## Job:
State how many lines of the entries include the string "creare", please, leaving out everything but the number.

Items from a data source
********
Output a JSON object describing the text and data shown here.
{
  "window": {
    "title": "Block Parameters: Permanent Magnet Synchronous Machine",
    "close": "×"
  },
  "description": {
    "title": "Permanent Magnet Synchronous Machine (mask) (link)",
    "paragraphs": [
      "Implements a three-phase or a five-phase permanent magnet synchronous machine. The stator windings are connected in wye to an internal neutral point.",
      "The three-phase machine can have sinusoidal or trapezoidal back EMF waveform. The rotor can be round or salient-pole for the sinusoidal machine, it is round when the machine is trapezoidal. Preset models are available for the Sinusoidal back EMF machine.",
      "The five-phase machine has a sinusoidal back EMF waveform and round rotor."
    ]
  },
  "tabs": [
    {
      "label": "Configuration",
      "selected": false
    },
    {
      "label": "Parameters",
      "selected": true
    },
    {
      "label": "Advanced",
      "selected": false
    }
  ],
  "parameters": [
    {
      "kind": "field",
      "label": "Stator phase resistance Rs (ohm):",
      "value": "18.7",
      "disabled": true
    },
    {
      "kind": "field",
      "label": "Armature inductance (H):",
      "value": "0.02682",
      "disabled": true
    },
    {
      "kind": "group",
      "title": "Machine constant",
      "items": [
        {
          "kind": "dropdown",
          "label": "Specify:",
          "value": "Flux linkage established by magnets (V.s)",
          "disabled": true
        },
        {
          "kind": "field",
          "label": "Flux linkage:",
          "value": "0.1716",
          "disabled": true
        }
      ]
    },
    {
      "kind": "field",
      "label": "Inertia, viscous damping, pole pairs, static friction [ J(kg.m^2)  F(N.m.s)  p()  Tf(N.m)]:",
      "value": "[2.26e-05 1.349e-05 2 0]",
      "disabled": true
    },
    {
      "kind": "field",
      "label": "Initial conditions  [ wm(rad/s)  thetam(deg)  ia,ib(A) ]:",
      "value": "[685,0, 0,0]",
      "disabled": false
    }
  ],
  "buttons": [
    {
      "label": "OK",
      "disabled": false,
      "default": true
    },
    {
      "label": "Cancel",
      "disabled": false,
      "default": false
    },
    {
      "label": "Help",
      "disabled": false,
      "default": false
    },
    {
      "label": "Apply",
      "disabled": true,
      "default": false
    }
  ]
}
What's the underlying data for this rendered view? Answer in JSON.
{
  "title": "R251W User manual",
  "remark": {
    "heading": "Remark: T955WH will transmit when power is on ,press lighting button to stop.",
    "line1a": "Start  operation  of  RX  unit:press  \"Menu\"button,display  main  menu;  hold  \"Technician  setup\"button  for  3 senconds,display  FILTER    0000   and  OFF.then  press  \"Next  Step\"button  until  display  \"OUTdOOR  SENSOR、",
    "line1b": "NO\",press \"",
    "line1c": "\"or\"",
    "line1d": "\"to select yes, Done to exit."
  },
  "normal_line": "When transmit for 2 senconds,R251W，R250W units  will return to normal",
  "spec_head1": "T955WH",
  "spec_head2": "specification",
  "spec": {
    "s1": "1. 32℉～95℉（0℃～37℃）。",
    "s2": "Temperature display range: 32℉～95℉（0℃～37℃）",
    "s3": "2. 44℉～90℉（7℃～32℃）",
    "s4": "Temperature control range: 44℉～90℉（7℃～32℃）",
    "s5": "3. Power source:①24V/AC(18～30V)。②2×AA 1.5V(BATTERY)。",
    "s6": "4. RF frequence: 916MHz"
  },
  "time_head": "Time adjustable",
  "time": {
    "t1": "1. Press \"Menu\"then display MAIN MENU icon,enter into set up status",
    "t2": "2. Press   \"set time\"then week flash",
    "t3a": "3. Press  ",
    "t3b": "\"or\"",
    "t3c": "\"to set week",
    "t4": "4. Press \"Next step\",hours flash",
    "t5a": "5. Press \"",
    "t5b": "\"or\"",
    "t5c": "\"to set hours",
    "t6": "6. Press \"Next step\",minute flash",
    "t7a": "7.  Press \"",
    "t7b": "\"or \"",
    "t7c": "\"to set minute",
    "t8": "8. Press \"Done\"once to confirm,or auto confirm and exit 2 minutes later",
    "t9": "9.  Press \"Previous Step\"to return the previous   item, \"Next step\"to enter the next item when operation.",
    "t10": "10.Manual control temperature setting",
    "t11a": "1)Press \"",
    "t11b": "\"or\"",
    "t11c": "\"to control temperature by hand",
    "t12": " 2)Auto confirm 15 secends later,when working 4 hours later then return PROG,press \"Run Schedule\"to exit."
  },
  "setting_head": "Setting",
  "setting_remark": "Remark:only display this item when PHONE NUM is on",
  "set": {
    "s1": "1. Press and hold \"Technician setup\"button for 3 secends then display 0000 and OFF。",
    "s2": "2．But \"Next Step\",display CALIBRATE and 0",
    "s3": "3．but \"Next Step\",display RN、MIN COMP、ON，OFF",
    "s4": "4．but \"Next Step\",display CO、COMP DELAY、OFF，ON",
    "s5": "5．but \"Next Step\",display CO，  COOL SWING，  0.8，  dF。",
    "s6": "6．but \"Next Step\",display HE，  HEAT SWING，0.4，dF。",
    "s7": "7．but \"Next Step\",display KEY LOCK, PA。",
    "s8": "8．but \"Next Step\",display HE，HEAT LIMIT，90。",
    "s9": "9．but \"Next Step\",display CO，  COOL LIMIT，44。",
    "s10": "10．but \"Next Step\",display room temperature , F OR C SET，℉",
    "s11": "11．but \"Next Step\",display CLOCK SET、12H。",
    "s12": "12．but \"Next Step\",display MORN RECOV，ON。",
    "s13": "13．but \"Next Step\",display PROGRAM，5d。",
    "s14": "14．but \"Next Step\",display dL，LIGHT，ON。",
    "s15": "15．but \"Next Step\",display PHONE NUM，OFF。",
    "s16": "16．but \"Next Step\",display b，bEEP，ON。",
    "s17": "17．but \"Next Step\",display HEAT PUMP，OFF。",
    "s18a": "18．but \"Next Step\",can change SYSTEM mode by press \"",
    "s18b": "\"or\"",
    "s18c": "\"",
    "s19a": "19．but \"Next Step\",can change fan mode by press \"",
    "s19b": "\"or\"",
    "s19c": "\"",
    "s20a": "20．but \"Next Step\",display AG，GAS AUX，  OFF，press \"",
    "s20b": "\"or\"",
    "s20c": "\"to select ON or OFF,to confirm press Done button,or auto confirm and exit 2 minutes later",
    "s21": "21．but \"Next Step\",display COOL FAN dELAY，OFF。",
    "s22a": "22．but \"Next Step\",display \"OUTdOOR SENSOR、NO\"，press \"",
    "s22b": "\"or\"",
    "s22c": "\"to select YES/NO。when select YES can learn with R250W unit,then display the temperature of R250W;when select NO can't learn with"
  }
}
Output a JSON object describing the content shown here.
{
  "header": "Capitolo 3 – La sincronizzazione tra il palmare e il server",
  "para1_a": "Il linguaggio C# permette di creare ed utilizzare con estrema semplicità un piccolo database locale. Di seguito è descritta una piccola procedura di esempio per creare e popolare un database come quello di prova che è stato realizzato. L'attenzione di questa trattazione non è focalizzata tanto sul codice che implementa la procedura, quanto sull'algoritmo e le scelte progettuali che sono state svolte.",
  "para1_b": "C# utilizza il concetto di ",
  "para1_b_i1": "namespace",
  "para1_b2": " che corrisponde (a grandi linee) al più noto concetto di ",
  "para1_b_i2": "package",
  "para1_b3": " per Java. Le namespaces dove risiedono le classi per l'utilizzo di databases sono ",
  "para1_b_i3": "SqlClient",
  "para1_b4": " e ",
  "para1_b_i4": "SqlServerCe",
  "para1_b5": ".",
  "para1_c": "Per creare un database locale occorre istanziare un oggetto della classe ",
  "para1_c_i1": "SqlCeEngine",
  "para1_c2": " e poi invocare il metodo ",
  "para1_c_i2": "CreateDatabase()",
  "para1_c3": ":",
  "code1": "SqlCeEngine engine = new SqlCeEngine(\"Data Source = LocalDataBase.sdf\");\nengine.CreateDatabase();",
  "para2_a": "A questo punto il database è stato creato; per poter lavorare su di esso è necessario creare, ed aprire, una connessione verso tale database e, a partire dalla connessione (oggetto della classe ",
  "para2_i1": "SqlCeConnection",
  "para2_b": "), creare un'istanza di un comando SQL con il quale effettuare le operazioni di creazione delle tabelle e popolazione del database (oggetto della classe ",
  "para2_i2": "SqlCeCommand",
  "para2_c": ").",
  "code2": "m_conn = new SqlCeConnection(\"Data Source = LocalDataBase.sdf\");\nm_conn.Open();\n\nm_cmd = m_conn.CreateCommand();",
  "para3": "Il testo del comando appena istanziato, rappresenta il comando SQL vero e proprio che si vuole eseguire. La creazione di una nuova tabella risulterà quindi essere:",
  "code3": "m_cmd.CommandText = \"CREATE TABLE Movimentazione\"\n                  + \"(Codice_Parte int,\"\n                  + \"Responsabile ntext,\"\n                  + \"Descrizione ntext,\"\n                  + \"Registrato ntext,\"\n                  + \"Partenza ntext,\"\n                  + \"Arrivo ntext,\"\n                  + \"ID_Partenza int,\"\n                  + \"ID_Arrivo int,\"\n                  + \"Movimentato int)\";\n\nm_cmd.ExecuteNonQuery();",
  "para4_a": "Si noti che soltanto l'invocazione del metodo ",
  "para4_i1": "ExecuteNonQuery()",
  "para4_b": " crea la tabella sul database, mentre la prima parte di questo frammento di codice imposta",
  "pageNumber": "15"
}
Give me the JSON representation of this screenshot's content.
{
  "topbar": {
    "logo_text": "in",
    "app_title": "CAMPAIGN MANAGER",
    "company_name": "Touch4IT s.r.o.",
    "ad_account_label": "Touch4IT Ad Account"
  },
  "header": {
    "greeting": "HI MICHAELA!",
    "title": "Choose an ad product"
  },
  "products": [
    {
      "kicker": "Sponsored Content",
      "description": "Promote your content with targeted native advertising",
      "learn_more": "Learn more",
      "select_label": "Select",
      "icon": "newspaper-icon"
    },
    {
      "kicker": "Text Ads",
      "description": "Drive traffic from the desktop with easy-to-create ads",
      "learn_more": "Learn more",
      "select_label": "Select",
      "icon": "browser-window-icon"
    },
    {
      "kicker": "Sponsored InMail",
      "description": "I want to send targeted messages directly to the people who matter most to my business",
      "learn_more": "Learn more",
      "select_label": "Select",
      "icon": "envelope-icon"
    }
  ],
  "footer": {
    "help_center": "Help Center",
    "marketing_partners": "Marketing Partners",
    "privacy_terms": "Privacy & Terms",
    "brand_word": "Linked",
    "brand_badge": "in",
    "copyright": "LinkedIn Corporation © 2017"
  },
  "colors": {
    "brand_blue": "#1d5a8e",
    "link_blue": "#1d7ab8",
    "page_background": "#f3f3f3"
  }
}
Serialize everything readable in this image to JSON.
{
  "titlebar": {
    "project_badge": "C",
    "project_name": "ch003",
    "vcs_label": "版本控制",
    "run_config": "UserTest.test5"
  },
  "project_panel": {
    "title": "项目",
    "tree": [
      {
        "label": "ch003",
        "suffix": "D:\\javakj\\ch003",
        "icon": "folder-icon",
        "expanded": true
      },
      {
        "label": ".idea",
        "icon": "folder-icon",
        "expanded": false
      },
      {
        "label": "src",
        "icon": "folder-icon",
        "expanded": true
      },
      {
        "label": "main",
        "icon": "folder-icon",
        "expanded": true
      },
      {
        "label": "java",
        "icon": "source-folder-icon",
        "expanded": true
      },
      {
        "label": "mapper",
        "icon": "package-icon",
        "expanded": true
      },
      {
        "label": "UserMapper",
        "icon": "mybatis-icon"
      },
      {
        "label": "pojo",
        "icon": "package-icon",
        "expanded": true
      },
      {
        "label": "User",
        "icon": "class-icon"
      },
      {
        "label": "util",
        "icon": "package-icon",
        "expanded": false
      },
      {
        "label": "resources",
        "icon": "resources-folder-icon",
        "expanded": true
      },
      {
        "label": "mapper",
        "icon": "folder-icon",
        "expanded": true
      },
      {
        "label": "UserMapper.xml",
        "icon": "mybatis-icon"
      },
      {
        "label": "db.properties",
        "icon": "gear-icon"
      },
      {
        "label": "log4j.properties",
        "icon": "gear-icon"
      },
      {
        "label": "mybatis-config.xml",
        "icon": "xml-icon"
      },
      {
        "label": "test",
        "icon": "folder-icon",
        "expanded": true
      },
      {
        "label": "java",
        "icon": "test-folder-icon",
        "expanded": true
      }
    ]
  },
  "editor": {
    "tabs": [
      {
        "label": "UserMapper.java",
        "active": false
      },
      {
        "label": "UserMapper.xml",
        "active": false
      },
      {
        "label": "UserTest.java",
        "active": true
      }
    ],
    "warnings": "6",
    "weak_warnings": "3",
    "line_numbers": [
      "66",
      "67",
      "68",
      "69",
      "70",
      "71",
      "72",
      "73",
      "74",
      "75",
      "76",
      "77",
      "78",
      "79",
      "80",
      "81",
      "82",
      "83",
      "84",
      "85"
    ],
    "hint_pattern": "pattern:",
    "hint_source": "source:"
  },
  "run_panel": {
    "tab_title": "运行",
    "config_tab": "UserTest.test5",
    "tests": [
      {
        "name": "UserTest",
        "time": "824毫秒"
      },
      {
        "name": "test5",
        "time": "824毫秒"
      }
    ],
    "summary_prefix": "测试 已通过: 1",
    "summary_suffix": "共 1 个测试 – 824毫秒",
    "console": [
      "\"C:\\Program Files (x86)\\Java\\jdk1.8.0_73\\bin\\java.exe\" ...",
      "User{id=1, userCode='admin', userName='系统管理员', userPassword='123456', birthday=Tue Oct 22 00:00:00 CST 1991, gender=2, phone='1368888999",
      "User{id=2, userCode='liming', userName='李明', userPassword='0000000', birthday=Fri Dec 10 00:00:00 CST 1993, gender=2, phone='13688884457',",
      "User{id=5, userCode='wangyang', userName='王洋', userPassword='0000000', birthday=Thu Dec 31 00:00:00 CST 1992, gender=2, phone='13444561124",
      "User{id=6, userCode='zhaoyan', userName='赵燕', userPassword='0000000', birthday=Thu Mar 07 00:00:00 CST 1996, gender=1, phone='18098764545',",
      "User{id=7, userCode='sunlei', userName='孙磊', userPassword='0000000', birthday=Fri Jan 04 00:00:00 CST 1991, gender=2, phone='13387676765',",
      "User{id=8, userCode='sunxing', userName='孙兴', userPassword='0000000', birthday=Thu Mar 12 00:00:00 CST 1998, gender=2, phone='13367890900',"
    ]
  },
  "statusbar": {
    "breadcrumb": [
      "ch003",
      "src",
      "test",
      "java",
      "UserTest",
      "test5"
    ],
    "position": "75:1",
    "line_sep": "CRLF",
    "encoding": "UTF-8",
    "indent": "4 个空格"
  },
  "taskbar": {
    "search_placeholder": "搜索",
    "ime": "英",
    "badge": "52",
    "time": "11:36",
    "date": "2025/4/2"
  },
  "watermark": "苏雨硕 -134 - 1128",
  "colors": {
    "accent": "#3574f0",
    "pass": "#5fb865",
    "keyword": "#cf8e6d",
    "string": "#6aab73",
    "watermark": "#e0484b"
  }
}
********
## Exercise output:
4